- WHAT NEEDS TO BE DONE -
Filter this data down to the lines that hold "Slip", and copy them.

** Begin **

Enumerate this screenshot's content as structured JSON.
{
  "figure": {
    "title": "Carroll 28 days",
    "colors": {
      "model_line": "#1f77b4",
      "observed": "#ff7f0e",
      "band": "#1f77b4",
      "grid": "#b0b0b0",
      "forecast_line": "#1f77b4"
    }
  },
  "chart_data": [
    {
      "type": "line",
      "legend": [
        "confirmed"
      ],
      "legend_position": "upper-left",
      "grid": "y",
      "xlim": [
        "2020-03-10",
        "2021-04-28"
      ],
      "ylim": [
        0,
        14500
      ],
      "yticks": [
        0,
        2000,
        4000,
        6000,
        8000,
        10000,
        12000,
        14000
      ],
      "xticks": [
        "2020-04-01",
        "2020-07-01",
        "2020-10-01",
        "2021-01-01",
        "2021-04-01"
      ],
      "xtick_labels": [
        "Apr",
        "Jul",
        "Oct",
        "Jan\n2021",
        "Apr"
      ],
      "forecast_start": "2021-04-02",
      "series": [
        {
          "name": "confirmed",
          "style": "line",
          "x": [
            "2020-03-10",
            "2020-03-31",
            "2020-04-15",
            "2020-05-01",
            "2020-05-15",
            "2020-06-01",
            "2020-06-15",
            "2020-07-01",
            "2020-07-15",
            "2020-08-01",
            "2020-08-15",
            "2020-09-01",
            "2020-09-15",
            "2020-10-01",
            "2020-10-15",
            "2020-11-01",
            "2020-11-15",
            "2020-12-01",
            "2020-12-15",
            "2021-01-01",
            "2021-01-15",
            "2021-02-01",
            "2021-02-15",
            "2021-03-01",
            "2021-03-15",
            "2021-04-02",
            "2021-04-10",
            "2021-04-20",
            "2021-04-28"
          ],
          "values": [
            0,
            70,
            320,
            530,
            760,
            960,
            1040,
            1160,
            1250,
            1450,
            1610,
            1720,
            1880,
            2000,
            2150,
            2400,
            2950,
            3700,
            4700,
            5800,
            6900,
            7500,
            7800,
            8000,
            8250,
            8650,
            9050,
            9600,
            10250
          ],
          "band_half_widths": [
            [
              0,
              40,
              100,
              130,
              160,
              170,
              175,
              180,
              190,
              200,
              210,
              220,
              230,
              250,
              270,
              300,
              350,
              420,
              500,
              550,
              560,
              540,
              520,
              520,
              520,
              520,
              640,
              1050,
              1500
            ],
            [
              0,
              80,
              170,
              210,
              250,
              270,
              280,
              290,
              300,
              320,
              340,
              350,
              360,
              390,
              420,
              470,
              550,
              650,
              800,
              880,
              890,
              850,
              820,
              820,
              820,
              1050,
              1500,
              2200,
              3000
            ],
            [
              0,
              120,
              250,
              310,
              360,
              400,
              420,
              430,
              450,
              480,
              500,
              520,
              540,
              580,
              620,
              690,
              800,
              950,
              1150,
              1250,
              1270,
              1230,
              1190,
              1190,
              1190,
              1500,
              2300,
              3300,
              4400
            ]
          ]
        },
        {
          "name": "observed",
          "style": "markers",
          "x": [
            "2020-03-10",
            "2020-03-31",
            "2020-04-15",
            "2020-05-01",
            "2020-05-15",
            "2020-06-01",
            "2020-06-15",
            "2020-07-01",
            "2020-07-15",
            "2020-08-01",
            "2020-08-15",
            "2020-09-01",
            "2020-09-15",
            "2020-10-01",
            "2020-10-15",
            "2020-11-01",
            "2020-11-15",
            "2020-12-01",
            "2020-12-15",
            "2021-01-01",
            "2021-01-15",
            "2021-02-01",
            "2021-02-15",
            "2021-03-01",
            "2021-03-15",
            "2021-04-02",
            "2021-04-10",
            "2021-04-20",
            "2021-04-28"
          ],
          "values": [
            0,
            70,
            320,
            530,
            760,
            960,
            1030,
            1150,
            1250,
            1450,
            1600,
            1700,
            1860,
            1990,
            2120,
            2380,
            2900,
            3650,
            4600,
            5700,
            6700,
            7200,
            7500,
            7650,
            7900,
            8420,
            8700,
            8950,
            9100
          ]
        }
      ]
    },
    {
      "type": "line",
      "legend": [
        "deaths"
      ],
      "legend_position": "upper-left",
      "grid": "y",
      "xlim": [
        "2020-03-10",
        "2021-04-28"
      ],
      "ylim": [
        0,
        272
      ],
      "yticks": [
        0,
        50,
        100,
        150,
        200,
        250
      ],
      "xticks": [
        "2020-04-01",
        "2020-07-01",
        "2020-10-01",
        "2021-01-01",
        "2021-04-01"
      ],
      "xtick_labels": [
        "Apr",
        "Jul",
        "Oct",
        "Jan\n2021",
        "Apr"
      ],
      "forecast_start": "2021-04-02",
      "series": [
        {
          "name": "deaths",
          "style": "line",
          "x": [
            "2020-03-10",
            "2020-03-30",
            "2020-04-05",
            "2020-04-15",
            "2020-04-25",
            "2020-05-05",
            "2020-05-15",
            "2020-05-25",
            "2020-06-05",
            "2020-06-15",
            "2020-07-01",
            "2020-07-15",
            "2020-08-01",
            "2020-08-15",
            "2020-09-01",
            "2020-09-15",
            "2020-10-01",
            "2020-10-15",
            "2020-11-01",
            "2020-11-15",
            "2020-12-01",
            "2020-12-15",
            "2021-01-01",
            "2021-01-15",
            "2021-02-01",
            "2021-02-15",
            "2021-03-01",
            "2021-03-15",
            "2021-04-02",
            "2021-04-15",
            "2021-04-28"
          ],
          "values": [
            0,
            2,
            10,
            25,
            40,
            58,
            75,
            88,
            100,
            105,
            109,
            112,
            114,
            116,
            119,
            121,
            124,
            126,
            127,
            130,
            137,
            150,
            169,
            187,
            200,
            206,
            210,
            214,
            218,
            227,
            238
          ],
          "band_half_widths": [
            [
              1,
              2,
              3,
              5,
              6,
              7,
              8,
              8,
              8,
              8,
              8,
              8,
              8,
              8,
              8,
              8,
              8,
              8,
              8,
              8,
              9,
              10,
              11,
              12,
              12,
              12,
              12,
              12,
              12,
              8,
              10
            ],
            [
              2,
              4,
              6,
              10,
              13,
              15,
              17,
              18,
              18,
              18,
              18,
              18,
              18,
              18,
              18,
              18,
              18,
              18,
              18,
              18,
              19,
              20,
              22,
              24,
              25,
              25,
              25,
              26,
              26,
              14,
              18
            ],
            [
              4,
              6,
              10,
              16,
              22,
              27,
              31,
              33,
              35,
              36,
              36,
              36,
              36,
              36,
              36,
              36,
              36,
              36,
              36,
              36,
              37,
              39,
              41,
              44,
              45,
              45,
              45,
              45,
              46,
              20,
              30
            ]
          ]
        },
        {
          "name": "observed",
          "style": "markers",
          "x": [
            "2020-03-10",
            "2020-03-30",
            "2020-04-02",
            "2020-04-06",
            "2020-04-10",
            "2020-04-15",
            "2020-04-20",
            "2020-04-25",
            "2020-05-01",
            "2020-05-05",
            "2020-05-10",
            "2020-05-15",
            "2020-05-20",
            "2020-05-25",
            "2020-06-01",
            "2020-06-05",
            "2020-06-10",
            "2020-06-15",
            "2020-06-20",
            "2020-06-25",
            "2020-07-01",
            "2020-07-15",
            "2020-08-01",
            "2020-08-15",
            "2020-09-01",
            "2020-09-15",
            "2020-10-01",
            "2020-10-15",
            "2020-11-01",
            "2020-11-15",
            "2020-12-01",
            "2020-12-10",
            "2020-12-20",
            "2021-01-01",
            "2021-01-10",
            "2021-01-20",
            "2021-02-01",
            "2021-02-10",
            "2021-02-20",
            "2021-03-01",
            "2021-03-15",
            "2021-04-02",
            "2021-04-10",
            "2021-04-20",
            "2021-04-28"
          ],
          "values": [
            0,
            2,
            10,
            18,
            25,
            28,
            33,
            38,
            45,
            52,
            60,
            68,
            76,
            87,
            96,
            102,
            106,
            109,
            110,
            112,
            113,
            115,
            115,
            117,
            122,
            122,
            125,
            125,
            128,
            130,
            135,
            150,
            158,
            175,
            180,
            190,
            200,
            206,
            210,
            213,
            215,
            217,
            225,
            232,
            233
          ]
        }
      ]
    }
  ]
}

** End **
** Begin **

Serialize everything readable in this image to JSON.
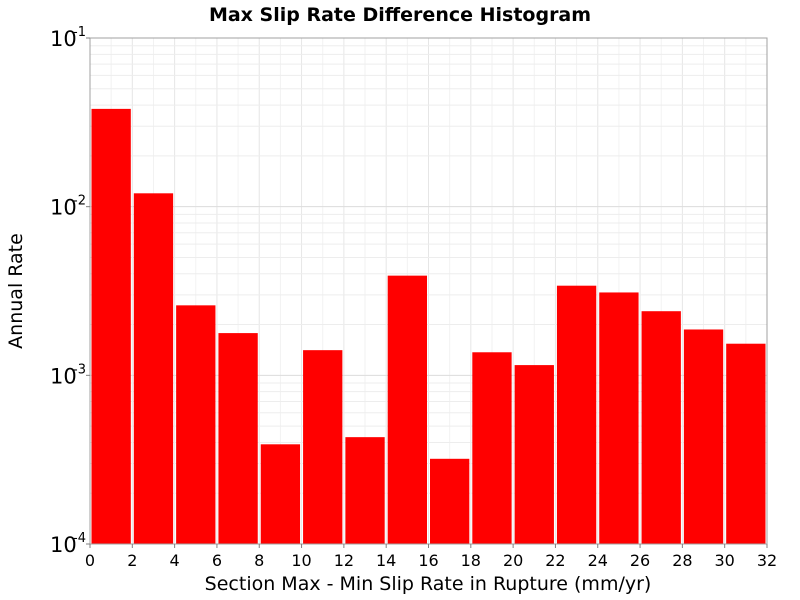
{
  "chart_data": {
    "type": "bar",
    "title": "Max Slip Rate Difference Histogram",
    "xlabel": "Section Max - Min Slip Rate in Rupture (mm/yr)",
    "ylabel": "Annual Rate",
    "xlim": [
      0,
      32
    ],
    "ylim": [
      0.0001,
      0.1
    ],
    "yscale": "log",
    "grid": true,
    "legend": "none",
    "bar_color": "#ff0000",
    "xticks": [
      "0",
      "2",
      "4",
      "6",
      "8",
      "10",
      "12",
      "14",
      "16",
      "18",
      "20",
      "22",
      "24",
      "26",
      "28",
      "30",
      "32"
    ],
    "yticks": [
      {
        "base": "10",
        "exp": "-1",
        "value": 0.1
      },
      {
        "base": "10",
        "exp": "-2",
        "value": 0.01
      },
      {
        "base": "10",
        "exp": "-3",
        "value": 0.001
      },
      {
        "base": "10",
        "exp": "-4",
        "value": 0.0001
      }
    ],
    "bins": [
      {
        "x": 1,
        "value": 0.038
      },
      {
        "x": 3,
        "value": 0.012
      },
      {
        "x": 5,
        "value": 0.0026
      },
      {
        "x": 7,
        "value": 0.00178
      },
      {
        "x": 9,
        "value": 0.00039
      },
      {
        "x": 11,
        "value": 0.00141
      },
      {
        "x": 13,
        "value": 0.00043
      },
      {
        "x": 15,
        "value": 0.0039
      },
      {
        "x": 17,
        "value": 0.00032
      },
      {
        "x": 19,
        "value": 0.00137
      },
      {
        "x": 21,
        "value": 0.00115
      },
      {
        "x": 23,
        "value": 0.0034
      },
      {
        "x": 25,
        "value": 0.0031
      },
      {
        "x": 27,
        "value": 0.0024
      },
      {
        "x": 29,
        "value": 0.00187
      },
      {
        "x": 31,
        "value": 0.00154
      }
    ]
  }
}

** End **

- EXERCISE SOLUTION -
    "title": "Max Slip Rate Difference Histogram",
    "xlabel": "Section Max - Min Slip Rate in Rupture (mm/yr)",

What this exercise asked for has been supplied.